▶ **Your task**
For the material that follows, list every line containing the word "pongPayload".
------------------------------------
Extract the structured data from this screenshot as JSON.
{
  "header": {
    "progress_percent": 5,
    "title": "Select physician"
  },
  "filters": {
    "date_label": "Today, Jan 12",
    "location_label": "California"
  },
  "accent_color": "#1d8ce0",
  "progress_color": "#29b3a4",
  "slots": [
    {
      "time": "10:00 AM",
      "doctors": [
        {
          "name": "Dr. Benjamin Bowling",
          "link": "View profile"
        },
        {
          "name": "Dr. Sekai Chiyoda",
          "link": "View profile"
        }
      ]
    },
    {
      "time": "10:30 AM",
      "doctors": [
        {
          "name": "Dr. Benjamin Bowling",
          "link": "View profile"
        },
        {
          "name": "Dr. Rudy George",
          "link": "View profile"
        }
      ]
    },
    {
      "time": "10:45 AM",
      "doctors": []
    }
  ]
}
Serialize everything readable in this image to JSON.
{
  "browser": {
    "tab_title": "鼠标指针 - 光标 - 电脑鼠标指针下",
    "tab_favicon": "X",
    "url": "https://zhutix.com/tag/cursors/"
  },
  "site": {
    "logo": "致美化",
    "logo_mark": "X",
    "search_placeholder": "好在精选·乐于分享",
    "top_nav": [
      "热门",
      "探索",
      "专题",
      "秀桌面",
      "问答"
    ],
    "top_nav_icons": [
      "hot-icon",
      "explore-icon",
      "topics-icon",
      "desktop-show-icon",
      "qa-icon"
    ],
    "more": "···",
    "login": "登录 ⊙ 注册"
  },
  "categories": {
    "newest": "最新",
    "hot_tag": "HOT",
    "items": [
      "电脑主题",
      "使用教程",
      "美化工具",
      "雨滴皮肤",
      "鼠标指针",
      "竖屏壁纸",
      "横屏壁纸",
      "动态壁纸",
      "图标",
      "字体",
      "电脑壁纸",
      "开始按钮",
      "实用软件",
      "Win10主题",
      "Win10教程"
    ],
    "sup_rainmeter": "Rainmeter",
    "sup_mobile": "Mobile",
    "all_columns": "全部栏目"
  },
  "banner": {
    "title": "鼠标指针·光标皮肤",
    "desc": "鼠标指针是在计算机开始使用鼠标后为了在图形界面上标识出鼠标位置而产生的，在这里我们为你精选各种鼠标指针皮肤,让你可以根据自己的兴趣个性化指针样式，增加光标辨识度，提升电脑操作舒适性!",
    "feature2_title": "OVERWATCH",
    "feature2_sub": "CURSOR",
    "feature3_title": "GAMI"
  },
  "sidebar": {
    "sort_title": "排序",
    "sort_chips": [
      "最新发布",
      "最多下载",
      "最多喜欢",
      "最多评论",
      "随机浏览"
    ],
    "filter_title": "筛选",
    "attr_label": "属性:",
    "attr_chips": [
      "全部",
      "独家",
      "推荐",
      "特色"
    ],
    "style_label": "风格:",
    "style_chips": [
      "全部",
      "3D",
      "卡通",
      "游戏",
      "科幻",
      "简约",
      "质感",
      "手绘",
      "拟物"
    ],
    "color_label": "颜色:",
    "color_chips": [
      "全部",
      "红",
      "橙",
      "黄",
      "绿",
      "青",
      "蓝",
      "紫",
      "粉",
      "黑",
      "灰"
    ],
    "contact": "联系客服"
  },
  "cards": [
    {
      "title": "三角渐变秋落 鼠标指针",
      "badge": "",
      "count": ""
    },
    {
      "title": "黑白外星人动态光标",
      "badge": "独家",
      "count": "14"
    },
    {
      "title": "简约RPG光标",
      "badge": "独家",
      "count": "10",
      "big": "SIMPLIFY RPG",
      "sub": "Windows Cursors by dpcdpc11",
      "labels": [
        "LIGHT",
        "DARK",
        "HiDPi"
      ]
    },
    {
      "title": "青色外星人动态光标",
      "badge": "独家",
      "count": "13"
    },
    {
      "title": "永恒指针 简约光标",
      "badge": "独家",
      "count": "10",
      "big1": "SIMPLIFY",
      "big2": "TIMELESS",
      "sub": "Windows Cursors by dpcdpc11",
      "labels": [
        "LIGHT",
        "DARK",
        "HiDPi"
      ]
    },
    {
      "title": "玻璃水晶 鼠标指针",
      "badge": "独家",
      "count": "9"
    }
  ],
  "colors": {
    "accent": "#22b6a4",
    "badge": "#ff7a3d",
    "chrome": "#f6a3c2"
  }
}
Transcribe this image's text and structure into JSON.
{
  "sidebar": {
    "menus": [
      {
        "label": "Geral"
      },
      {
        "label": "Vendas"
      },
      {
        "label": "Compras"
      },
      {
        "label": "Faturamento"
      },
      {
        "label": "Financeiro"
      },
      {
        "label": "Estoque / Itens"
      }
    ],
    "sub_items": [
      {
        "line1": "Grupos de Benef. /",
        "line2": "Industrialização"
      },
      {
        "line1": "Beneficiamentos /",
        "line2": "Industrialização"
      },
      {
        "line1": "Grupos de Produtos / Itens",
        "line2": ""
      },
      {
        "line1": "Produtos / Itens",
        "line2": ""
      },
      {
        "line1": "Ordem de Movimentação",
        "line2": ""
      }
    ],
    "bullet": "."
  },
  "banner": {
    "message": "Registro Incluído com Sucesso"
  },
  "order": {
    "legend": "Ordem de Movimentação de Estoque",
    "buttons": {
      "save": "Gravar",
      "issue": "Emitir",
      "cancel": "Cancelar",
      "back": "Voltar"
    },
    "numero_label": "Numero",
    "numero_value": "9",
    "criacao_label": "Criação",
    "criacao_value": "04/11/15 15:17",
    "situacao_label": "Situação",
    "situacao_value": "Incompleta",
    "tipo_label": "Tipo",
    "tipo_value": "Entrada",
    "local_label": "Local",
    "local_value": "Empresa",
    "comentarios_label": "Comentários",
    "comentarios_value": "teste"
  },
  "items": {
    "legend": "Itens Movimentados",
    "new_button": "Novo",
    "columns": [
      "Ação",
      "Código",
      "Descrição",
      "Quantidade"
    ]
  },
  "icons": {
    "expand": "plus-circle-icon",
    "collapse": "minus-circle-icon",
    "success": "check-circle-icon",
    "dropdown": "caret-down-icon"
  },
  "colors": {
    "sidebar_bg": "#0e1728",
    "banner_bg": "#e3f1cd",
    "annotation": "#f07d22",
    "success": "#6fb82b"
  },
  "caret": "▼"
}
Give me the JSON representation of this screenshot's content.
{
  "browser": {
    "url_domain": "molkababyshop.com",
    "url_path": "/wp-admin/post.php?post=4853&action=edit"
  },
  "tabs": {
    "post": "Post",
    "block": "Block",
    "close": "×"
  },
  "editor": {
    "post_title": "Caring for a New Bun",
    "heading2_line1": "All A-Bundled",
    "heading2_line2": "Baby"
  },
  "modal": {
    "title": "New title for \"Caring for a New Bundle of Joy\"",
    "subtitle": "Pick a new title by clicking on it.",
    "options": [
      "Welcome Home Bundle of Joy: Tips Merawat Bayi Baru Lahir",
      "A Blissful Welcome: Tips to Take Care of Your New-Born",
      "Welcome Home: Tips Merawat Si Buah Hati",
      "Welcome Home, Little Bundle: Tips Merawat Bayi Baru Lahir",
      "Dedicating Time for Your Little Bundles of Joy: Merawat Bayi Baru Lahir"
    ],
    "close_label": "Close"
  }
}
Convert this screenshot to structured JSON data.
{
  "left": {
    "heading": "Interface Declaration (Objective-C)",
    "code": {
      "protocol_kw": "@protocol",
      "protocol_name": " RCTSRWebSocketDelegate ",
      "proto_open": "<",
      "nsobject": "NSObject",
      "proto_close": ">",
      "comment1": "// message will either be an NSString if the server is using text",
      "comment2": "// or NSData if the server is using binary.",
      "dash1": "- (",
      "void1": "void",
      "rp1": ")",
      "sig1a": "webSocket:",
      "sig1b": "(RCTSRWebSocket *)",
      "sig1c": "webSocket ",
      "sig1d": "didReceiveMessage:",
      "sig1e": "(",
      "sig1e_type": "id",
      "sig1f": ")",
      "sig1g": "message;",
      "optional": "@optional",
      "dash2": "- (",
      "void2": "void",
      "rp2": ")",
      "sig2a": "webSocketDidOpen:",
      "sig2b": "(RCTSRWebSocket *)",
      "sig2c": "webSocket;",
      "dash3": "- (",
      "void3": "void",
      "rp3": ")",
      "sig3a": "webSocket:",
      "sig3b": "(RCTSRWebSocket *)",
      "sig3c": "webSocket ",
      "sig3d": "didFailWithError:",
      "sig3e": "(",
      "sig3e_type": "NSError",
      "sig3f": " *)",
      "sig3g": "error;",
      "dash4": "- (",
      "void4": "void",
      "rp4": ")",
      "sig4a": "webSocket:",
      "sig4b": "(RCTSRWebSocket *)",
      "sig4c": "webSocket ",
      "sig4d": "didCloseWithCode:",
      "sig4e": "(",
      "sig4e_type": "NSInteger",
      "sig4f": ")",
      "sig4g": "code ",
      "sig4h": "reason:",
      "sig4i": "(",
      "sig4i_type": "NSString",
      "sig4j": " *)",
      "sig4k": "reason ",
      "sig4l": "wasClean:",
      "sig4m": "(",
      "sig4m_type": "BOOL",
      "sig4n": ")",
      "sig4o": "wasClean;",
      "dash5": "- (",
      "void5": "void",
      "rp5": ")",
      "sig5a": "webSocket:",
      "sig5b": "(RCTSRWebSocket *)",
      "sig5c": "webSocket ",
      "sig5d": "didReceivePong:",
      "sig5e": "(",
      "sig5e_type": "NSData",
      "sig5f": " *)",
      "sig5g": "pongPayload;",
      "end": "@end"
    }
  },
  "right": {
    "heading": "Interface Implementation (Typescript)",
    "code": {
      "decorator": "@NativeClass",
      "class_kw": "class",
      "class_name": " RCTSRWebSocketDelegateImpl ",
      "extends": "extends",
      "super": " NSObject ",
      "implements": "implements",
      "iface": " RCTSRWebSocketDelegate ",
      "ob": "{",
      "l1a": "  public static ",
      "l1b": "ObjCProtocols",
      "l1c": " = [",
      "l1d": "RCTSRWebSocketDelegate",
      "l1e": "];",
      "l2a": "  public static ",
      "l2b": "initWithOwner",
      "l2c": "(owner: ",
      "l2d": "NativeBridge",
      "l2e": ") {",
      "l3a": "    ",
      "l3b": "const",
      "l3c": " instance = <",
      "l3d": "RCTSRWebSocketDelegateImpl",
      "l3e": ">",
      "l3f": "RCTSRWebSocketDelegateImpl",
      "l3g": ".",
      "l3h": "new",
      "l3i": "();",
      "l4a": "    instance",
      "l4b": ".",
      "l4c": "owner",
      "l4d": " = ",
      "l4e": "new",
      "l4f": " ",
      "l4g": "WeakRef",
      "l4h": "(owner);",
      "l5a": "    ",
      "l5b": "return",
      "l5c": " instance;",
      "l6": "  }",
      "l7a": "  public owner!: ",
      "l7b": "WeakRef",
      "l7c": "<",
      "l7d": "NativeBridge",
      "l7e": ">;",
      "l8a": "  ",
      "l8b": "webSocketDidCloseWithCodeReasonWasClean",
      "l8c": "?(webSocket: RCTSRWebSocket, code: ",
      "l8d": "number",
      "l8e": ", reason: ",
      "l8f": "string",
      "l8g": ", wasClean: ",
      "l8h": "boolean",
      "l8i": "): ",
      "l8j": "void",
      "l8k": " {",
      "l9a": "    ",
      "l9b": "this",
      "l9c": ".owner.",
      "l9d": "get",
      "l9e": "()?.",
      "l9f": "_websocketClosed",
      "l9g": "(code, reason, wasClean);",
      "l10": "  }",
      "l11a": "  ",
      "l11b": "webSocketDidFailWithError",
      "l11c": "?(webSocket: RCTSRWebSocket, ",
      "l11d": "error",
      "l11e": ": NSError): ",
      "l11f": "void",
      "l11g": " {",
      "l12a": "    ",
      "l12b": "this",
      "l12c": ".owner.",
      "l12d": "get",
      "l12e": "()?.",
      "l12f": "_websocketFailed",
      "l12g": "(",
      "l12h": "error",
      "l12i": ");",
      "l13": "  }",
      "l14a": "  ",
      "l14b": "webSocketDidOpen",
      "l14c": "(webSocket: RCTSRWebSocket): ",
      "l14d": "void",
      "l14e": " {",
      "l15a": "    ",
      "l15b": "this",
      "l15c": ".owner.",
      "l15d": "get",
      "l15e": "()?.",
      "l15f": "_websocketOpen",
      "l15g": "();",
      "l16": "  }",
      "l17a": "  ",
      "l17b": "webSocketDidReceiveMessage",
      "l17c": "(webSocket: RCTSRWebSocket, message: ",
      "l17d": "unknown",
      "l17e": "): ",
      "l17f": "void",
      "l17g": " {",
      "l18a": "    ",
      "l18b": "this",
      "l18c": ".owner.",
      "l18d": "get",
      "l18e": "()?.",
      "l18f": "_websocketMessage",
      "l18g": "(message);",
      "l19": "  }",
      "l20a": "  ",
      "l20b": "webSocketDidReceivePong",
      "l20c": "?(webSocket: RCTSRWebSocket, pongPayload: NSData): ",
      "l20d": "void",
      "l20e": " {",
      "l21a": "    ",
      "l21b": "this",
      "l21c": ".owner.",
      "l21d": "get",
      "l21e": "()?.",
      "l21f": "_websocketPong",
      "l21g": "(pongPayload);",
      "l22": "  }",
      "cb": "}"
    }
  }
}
------------------------------------
▶ **Reply to the task**
      "sig5g": "pongPayload;",
      "l20c": "?(webSocket: RCTSRWebSocket, pongPayload: NSData): ",
      "l21g": "(pongPayload);",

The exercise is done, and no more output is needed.